**TASK**
Exclude any images and output the remaining records exactly.

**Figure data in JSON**
%%

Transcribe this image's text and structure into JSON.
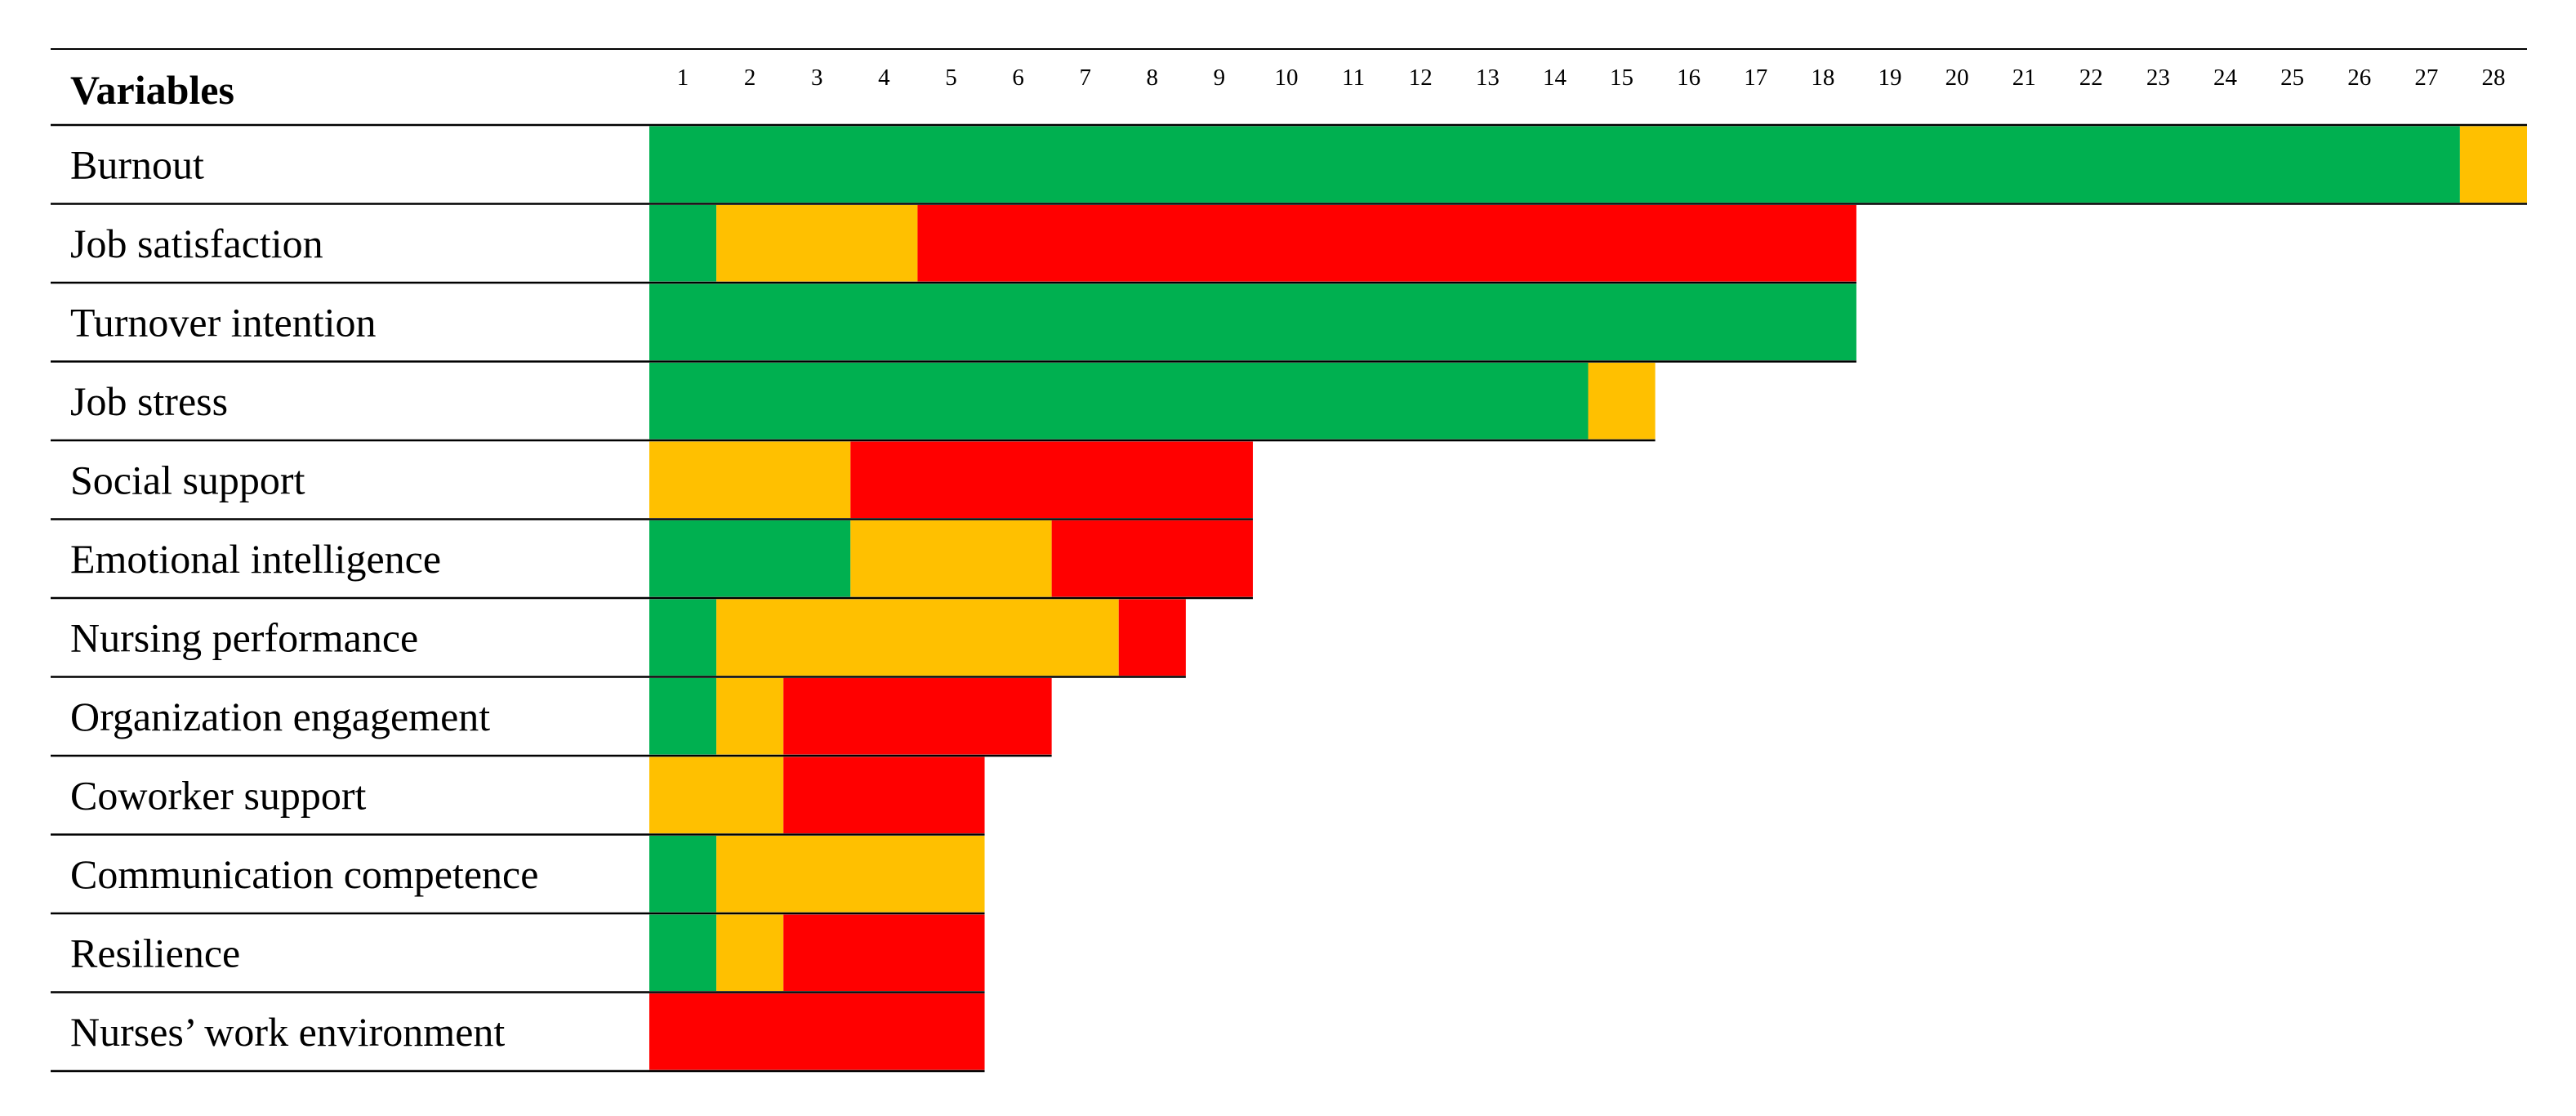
{
  "chart_data": {
    "type": "bar",
    "orientation": "horizontal-stacked",
    "header": "Variables",
    "columns": [
      "1",
      "2",
      "3",
      "4",
      "5",
      "6",
      "7",
      "8",
      "9",
      "10",
      "11",
      "12",
      "13",
      "14",
      "15",
      "16",
      "17",
      "18",
      "19",
      "20",
      "21",
      "22",
      "23",
      "24",
      "25",
      "26",
      "27",
      "28"
    ],
    "colors": {
      "green": "#00b050",
      "orange": "#ffc000",
      "red": "#ff0000"
    },
    "rows": [
      {
        "label": "Burnout",
        "segments": [
          {
            "color": "green",
            "count": 27
          },
          {
            "color": "orange",
            "count": 1
          }
        ]
      },
      {
        "label": "Job satisfaction",
        "segments": [
          {
            "color": "green",
            "count": 1
          },
          {
            "color": "orange",
            "count": 3
          },
          {
            "color": "red",
            "count": 14
          }
        ]
      },
      {
        "label": "Turnover intention",
        "segments": [
          {
            "color": "green",
            "count": 18
          }
        ]
      },
      {
        "label": "Job stress",
        "segments": [
          {
            "color": "green",
            "count": 14
          },
          {
            "color": "orange",
            "count": 1
          }
        ]
      },
      {
        "label": "Social support",
        "segments": [
          {
            "color": "orange",
            "count": 3
          },
          {
            "color": "red",
            "count": 6
          }
        ]
      },
      {
        "label": "Emotional intelligence",
        "segments": [
          {
            "color": "green",
            "count": 3
          },
          {
            "color": "orange",
            "count": 3
          },
          {
            "color": "red",
            "count": 3
          }
        ]
      },
      {
        "label": "Nursing performance",
        "segments": [
          {
            "color": "green",
            "count": 1
          },
          {
            "color": "orange",
            "count": 6
          },
          {
            "color": "red",
            "count": 1
          }
        ]
      },
      {
        "label": "Organization engagement",
        "segments": [
          {
            "color": "green",
            "count": 1
          },
          {
            "color": "orange",
            "count": 1
          },
          {
            "color": "red",
            "count": 4
          }
        ]
      },
      {
        "label": "Coworker support",
        "segments": [
          {
            "color": "orange",
            "count": 2
          },
          {
            "color": "red",
            "count": 3
          }
        ]
      },
      {
        "label": "Communication competence",
        "segments": [
          {
            "color": "green",
            "count": 1
          },
          {
            "color": "orange",
            "count": 4
          }
        ]
      },
      {
        "label": "Resilience",
        "segments": [
          {
            "color": "green",
            "count": 1
          },
          {
            "color": "orange",
            "count": 1
          },
          {
            "color": "red",
            "count": 3
          }
        ]
      },
      {
        "label": "Nurses’ work environment",
        "segments": [
          {
            "color": "red",
            "count": 5
          }
        ]
      }
    ],
    "title": "",
    "xlabel": "",
    "ylabel": "",
    "xlim": [
      0,
      28
    ],
    "grid": false,
    "legend": "none"
  }
}
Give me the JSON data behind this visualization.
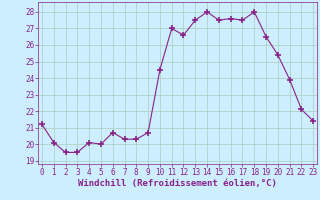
{
  "x": [
    0,
    1,
    2,
    3,
    4,
    5,
    6,
    7,
    8,
    9,
    10,
    11,
    12,
    13,
    14,
    15,
    16,
    17,
    18,
    19,
    20,
    21,
    22,
    23
  ],
  "y": [
    21.2,
    20.1,
    19.5,
    19.5,
    20.1,
    20.0,
    20.7,
    20.3,
    20.3,
    20.7,
    24.5,
    27.0,
    26.6,
    27.5,
    28.0,
    27.5,
    27.6,
    27.5,
    28.0,
    26.5,
    25.4,
    23.9,
    22.1,
    21.4
  ],
  "line_color": "#882288",
  "marker": "+",
  "marker_size": 4,
  "marker_lw": 1.2,
  "line_width": 0.8,
  "bg_color": "#cceeff",
  "grid_color": "#aaccbb",
  "xlabel": "Windchill (Refroidissement éolien,°C)",
  "ylim": [
    18.8,
    28.6
  ],
  "yticks": [
    19,
    20,
    21,
    22,
    23,
    24,
    25,
    26,
    27,
    28
  ],
  "xticks": [
    0,
    1,
    2,
    3,
    4,
    5,
    6,
    7,
    8,
    9,
    10,
    11,
    12,
    13,
    14,
    15,
    16,
    17,
    18,
    19,
    20,
    21,
    22,
    23
  ],
  "xlim": [
    -0.3,
    23.3
  ],
  "tick_color": "#882288",
  "tick_fontsize": 5.5,
  "xlabel_fontsize": 6.5,
  "label_color": "#882288",
  "spine_color": "#882288"
}
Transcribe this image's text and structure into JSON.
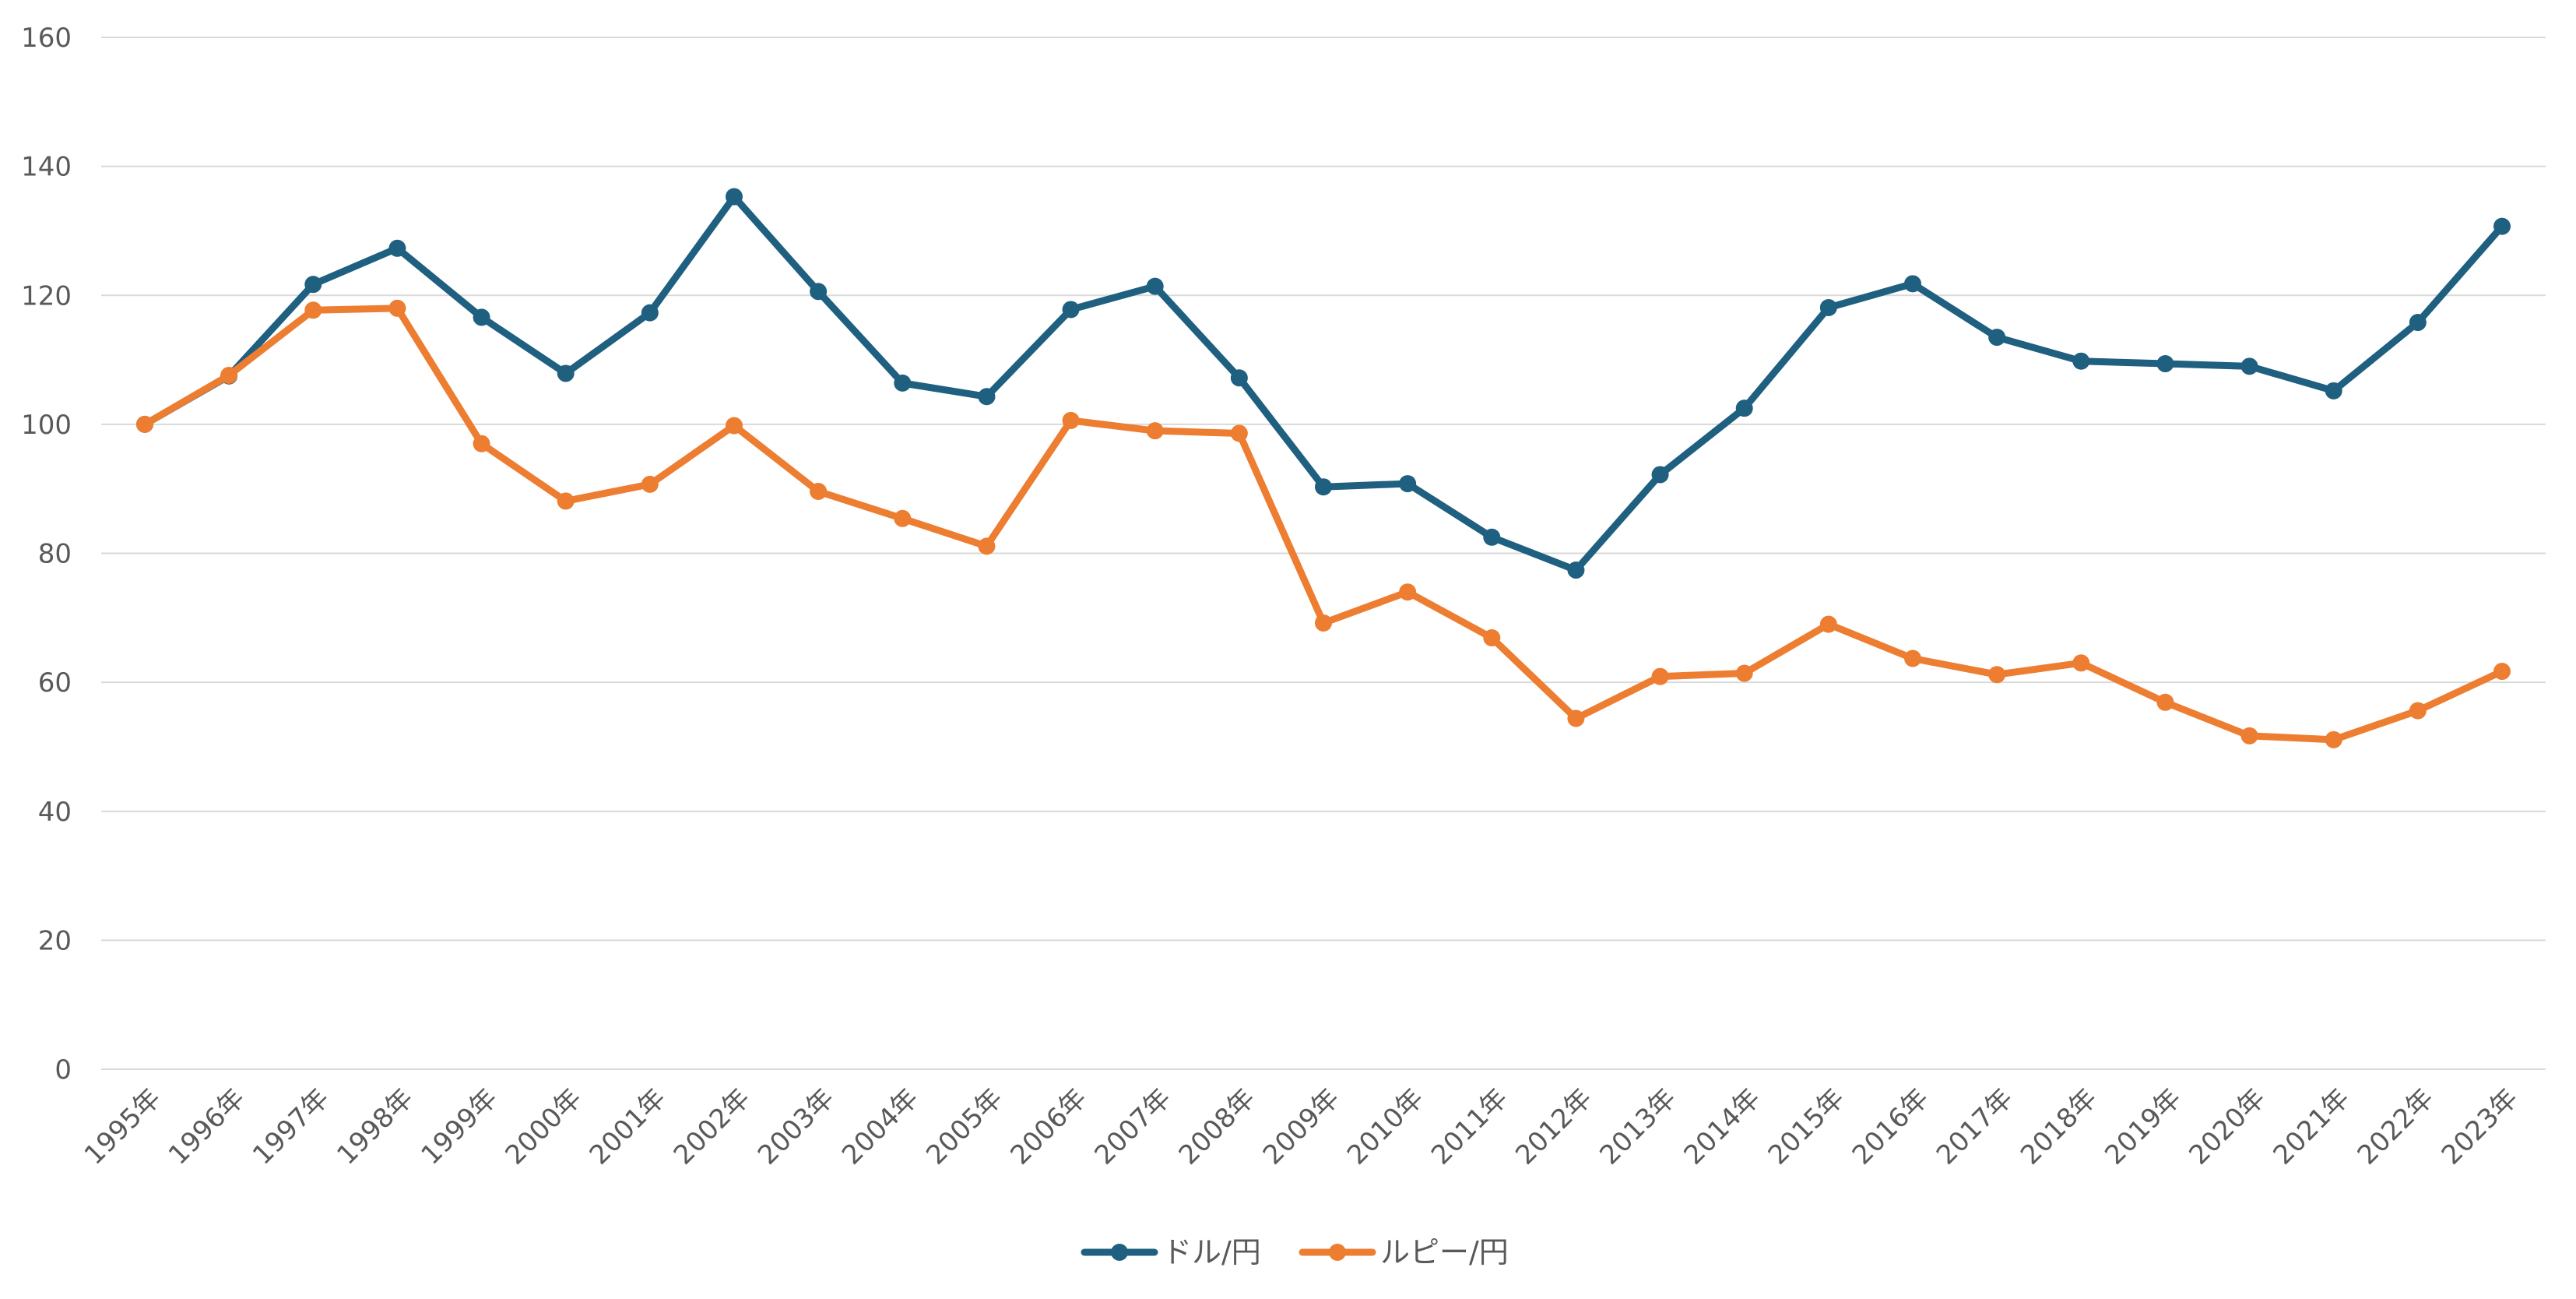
{
  "chart_data": {
    "type": "line",
    "title": "",
    "xlabel": "",
    "ylabel": "",
    "ylim": [
      0,
      160
    ],
    "yticks": [
      "0",
      "20",
      "40",
      "60",
      "80",
      "100",
      "120",
      "140",
      "160"
    ],
    "grid": true,
    "legend_position": "bottom",
    "categories": [
      "1995年",
      "1996年",
      "1997年",
      "1998年",
      "1999年",
      "2000年",
      "2001年",
      "2002年",
      "2003年",
      "2004年",
      "2005年",
      "2006年",
      "2007年",
      "2008年",
      "2009年",
      "2010年",
      "2011年",
      "2012年",
      "2013年",
      "2014年",
      "2015年",
      "2016年",
      "2017年",
      "2018年",
      "2019年",
      "2020年",
      "2021年",
      "2022年",
      "2023年"
    ],
    "series": [
      {
        "name": "ドル/円",
        "color": "#1f5f7f",
        "values": [
          100,
          107.5,
          121.7,
          127.3,
          116.6,
          107.9,
          117.3,
          135.3,
          120.6,
          106.4,
          104.3,
          117.8,
          121.4,
          107.2,
          90.3,
          90.8,
          82.5,
          77.4,
          92.2,
          102.5,
          118.1,
          121.8,
          113.5,
          109.8,
          109.4,
          109.0,
          105.2,
          115.8,
          130.7
        ]
      },
      {
        "name": "ルピー/円",
        "color": "#ed7d31",
        "values": [
          100,
          107.6,
          117.7,
          118.0,
          97.0,
          88.1,
          90.7,
          99.8,
          89.6,
          85.4,
          81.1,
          100.6,
          99.0,
          98.6,
          69.2,
          74.0,
          66.9,
          54.4,
          60.9,
          61.4,
          69.0,
          63.7,
          61.2,
          63.0,
          56.9,
          51.7,
          51.1,
          55.6,
          61.7
        ]
      }
    ]
  }
}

%%

**THE RESPONSE**
Transcribe this image's text and structure into JSON.
{
  "chart_data": {
    "type": "bar",
    "orientation": "horizontal-stacked",
    "header": "Variables",
    "columns": [
      "1",
      "2",
      "3",
      "4",
      "5",
      "6",
      "7",
      "8",
      "9",
      "10",
      "11",
      "12",
      "13",
      "14",
      "15",
      "16",
      "17",
      "18",
      "19",
      "20",
      "21",
      "22",
      "23",
      "24",
      "25",
      "26",
      "27",
      "28"
    ],
    "colors": {
      "green": "#00b050",
      "orange": "#ffc000",
      "red": "#ff0000"
    },
    "rows": [
      {
        "label": "Burnout",
        "segments": [
          {
            "color": "green",
            "count": 27
          },
          {
            "color": "orange",
            "count": 1
          }
        ]
      },
      {
        "label": "Job satisfaction",
        "segments": [
          {
            "color": "green",
            "count": 1
          },
          {
            "color": "orange",
            "count": 3
          },
          {
            "color": "red",
            "count": 14
          }
        ]
      },
      {
        "label": "Turnover intention",
        "segments": [
          {
            "color": "green",
            "count": 18
          }
        ]
      },
      {
        "label": "Job stress",
        "segments": [
          {
            "color": "green",
            "count": 14
          },
          {
            "color": "orange",
            "count": 1
          }
        ]
      },
      {
        "label": "Social support",
        "segments": [
          {
            "color": "orange",
            "count": 3
          },
          {
            "color": "red",
            "count": 6
          }
        ]
      },
      {
        "label": "Emotional intelligence",
        "segments": [
          {
            "color": "green",
            "count": 3
          },
          {
            "color": "orange",
            "count": 3
          },
          {
            "color": "red",
            "count": 3
          }
        ]
      },
      {
        "label": "Nursing performance",
        "segments": [
          {
            "color": "green",
            "count": 1
          },
          {
            "color": "orange",
            "count": 6
          },
          {
            "color": "red",
            "count": 1
          }
        ]
      },
      {
        "label": "Organization engagement",
        "segments": [
          {
            "color": "green",
            "count": 1
          },
          {
            "color": "orange",
            "count": 1
          },
          {
            "color": "red",
            "count": 4
          }
        ]
      },
      {
        "label": "Coworker support",
        "segments": [
          {
            "color": "orange",
            "count": 2
          },
          {
            "color": "red",
            "count": 3
          }
        ]
      },
      {
        "label": "Communication competence",
        "segments": [
          {
            "color": "green",
            "count": 1
          },
          {
            "color": "orange",
            "count": 4
          }
        ]
      },
      {
        "label": "Resilience",
        "segments": [
          {
            "color": "green",
            "count": 1
          },
          {
            "color": "orange",
            "count": 1
          },
          {
            "color": "red",
            "count": 3
          }
        ]
      },
      {
        "label": "Nurses’ work environment",
        "segments": [
          {
            "color": "red",
            "count": 5
          }
        ]
      }
    ],
    "title": "",
    "xlabel": "",
    "ylabel": "",
    "xlim": [
      0,
      28
    ],
    "grid": false,
    "legend": "none"
  }
}
Give me the JSON data behind this visualization.
{
  "x": [
    0,
    1,
    2,
    3,
    4,
    5,
    6,
    7,
    8,
    9,
    10,
    11,
    12,
    13,
    14,
    15,
    16,
    17,
    18,
    19,
    20,
    21,
    22,
    23
  ],
  "y": [
    21.2,
    20.1,
    19.5,
    19.5,
    20.1,
    20.0,
    20.7,
    20.3,
    20.3,
    20.7,
    24.5,
    27.0,
    26.6,
    27.5,
    28.0,
    27.5,
    27.6,
    27.5,
    28.0,
    26.5,
    25.4,
    23.9,
    22.1,
    21.4
  ],
  "line_color": "#882288",
  "marker": "+",
  "marker_size": 4,
  "marker_lw": 1.2,
  "line_width": 0.8,
  "bg_color": "#cceeff",
  "grid_color": "#aaccbb",
  "xlabel": "Windchill (Refroidissement éolien,°C)",
  "ylim": [
    18.8,
    28.6
  ],
  "yticks": [
    19,
    20,
    21,
    22,
    23,
    24,
    25,
    26,
    27,
    28
  ],
  "xticks": [
    0,
    1,
    2,
    3,
    4,
    5,
    6,
    7,
    8,
    9,
    10,
    11,
    12,
    13,
    14,
    15,
    16,
    17,
    18,
    19,
    20,
    21,
    22,
    23
  ],
  "xlim": [
    -0.3,
    23.3
  ],
  "tick_color": "#882288",
  "tick_fontsize": 5.5,
  "xlabel_fontsize": 6.5,
  "label_color": "#882288",
  "spine_color": "#882288"
}
Transcribe this image's text and structure into JSON.
{
  "chart_data": {
    "type": "line",
    "title": "",
    "xlabel": "",
    "ylabel": "",
    "ylim": [
      0,
      160
    ],
    "yticks": [
      "0",
      "20",
      "40",
      "60",
      "80",
      "100",
      "120",
      "140",
      "160"
    ],
    "grid": true,
    "legend_position": "bottom",
    "categories": [
      "1995年",
      "1996年",
      "1997年",
      "1998年",
      "1999年",
      "2000年",
      "2001年",
      "2002年",
      "2003年",
      "2004年",
      "2005年",
      "2006年",
      "2007年",
      "2008年",
      "2009年",
      "2010年",
      "2011年",
      "2012年",
      "2013年",
      "2014年",
      "2015年",
      "2016年",
      "2017年",
      "2018年",
      "2019年",
      "2020年",
      "2021年",
      "2022年",
      "2023年"
    ],
    "series": [
      {
        "name": "ドル/円",
        "color": "#1f5f7f",
        "values": [
          100,
          107.5,
          121.7,
          127.3,
          116.6,
          107.9,
          117.3,
          135.3,
          120.6,
          106.4,
          104.3,
          117.8,
          121.4,
          107.2,
          90.3,
          90.8,
          82.5,
          77.4,
          92.2,
          102.5,
          118.1,
          121.8,
          113.5,
          109.8,
          109.4,
          109.0,
          105.2,
          115.8,
          130.7
        ]
      },
      {
        "name": "ルピー/円",
        "color": "#ed7d31",
        "values": [
          100,
          107.6,
          117.7,
          118.0,
          97.0,
          88.1,
          90.7,
          99.8,
          89.6,
          85.4,
          81.1,
          100.6,
          99.0,
          98.6,
          69.2,
          74.0,
          66.9,
          54.4,
          60.9,
          61.4,
          69.0,
          63.7,
          61.2,
          63.0,
          56.9,
          51.7,
          51.1,
          55.6,
          61.7
        ]
      }
    ]
  }
}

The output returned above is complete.